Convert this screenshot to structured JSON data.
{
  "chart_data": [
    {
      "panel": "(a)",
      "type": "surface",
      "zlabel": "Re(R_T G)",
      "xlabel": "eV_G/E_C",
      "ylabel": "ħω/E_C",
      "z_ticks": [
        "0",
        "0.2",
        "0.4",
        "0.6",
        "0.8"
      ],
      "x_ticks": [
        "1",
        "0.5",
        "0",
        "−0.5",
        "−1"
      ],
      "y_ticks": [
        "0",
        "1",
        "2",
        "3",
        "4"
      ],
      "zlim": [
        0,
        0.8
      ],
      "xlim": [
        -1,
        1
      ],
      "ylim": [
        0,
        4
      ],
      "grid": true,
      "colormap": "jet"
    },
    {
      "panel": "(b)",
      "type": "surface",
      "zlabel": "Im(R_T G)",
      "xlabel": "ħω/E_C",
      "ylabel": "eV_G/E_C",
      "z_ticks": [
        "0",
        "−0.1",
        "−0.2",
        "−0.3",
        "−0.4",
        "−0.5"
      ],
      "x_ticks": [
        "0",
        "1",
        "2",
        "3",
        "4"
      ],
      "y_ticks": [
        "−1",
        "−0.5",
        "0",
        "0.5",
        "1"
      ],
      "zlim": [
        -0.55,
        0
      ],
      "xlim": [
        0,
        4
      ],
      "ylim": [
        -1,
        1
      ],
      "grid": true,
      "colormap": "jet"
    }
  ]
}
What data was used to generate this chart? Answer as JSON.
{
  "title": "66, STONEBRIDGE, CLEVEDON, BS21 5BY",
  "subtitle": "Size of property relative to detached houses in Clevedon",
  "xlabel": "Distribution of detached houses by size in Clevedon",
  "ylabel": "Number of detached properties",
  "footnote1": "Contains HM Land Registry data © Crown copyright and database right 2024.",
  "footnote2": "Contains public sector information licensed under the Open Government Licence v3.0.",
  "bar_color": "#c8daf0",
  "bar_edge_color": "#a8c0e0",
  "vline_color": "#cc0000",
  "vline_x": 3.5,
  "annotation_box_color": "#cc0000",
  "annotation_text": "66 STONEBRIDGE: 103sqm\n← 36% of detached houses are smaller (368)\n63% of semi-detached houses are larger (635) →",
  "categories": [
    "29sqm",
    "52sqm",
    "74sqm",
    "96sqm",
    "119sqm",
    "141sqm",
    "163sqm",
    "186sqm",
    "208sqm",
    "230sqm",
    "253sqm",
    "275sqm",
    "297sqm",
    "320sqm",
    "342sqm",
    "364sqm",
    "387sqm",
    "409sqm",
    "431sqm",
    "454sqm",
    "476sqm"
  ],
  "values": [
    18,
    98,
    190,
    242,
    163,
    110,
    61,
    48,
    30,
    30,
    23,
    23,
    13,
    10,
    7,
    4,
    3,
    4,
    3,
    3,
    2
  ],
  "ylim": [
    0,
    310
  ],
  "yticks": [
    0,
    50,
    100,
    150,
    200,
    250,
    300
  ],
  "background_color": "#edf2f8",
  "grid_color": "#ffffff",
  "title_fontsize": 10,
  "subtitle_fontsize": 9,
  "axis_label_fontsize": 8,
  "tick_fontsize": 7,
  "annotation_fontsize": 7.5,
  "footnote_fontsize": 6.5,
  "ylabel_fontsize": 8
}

What to produce: Each line that has the word "this" counts once. How many such lines are in the data? Give the number alone.

Exercise solution: 2